* START ITEMS *
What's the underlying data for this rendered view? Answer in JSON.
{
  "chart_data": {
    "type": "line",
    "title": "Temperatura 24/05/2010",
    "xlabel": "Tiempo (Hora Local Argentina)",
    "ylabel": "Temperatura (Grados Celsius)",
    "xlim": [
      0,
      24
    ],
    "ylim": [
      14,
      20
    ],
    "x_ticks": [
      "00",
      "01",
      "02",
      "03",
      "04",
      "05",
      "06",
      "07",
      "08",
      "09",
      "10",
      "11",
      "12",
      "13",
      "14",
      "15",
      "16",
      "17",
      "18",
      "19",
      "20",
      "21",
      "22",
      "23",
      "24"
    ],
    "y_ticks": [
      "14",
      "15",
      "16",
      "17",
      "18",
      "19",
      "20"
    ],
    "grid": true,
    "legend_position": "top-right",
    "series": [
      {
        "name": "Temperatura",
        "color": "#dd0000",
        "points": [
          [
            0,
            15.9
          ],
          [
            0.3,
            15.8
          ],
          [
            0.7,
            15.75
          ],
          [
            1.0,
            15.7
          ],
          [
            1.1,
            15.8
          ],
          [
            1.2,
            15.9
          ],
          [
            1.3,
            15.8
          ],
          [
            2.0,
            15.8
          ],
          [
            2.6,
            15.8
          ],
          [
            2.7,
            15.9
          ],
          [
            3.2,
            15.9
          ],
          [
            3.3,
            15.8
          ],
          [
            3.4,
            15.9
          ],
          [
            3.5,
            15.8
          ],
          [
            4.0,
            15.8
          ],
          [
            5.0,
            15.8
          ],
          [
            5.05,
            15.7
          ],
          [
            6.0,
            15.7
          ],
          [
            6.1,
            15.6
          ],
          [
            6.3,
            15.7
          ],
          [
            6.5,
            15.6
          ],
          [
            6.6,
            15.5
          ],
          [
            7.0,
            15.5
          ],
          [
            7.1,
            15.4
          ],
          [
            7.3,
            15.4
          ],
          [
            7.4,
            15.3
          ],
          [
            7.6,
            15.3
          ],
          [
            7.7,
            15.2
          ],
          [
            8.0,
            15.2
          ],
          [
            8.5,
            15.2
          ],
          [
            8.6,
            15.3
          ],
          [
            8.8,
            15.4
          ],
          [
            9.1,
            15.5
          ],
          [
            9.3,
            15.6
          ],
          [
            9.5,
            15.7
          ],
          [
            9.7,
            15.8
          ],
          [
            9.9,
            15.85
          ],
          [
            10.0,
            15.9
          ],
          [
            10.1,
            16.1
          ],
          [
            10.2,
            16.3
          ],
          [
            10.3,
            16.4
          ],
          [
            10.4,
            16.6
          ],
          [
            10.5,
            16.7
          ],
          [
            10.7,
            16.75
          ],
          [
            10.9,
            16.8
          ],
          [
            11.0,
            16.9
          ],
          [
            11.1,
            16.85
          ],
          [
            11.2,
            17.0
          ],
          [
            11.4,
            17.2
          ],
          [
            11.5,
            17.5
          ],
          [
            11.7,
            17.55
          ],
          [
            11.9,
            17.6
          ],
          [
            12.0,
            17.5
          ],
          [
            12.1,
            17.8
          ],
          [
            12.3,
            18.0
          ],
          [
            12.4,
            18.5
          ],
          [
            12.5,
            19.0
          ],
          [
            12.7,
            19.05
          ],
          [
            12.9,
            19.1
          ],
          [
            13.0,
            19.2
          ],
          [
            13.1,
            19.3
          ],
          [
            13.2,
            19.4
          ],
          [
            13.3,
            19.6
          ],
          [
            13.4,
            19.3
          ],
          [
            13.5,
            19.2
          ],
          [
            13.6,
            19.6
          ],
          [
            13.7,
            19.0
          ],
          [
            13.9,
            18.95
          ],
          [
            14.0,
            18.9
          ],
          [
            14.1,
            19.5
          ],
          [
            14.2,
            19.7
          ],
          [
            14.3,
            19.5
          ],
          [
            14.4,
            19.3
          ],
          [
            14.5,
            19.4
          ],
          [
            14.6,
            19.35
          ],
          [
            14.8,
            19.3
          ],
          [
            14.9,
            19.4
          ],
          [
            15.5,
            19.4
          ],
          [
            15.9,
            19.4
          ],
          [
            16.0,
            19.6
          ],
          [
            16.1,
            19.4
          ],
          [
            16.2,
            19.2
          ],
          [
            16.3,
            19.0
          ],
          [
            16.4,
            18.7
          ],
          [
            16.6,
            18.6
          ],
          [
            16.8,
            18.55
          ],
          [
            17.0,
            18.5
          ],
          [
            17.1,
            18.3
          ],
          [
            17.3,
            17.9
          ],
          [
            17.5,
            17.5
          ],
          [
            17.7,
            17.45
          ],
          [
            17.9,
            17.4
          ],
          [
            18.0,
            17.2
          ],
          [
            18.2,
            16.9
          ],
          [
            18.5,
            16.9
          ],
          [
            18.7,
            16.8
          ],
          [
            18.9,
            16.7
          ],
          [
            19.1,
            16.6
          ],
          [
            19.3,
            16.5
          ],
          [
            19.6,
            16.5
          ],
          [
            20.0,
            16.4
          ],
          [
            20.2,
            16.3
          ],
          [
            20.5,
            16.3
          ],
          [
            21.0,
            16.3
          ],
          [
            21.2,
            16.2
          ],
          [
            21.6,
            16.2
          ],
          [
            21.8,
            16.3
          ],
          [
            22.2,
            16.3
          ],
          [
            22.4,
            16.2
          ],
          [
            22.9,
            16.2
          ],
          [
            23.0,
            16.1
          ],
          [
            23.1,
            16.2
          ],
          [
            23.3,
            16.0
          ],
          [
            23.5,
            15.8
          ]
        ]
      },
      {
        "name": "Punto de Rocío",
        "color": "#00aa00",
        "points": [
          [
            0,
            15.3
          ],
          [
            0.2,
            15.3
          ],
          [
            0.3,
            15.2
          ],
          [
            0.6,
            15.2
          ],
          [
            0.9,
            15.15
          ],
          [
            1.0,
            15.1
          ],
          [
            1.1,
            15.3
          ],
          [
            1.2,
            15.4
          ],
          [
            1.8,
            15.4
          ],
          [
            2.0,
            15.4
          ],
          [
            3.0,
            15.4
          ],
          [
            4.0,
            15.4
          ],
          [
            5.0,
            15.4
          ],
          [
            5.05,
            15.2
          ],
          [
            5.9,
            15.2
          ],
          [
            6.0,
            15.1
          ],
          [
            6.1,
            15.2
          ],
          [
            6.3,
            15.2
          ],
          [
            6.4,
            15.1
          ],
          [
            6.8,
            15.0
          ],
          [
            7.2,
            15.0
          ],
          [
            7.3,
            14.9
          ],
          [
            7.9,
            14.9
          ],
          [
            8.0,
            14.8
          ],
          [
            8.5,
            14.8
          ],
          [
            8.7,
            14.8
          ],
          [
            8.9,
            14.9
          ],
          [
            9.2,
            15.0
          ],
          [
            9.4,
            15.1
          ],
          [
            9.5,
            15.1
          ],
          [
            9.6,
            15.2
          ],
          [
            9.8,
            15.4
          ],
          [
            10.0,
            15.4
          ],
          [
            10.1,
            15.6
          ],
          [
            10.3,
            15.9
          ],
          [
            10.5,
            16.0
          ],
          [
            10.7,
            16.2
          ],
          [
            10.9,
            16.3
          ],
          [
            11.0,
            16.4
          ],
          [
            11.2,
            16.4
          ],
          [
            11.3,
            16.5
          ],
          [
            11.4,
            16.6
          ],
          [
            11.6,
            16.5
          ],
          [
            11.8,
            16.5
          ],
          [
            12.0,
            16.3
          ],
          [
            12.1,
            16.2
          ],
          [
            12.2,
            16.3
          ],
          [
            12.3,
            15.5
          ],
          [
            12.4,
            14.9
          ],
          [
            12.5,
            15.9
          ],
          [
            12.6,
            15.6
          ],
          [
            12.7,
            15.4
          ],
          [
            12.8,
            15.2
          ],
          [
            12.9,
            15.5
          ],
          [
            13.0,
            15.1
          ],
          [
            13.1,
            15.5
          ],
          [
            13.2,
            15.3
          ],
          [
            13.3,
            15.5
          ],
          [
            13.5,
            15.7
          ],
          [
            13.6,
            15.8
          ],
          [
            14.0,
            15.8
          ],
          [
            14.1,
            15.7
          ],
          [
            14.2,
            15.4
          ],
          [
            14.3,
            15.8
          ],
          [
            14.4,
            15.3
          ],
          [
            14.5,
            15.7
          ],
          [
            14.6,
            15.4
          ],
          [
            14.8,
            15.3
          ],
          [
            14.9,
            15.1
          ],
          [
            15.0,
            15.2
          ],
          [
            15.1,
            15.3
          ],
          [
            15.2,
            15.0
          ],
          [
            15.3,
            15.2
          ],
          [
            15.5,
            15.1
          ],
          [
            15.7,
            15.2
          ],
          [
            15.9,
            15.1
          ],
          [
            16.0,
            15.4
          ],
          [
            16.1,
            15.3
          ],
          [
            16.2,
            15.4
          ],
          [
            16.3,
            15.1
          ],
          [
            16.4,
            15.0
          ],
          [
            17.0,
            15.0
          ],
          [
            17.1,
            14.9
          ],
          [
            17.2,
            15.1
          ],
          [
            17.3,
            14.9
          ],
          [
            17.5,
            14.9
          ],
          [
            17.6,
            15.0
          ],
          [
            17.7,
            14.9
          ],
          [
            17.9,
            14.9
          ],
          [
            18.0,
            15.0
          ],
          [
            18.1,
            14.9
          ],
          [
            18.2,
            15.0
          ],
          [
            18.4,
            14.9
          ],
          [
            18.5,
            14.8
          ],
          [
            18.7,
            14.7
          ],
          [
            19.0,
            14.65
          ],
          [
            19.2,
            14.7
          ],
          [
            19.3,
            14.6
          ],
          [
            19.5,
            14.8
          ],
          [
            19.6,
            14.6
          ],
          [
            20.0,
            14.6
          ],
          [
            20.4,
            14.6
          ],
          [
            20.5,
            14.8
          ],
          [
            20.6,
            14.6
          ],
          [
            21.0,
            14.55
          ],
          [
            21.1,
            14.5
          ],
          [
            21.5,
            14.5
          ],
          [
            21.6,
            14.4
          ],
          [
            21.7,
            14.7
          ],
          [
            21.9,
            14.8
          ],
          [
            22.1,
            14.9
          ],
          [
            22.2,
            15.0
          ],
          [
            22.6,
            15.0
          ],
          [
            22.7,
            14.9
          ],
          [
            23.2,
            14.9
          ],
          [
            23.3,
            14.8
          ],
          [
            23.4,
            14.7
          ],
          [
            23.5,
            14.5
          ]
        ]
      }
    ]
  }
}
* END ITEMS *
WHAT YOU WILL DO:
Search the records for the word "name". Copy every line that has it.

WRITTEN REPLY:
        "name": "Temperatura",
        "name": "Punto de Rocío",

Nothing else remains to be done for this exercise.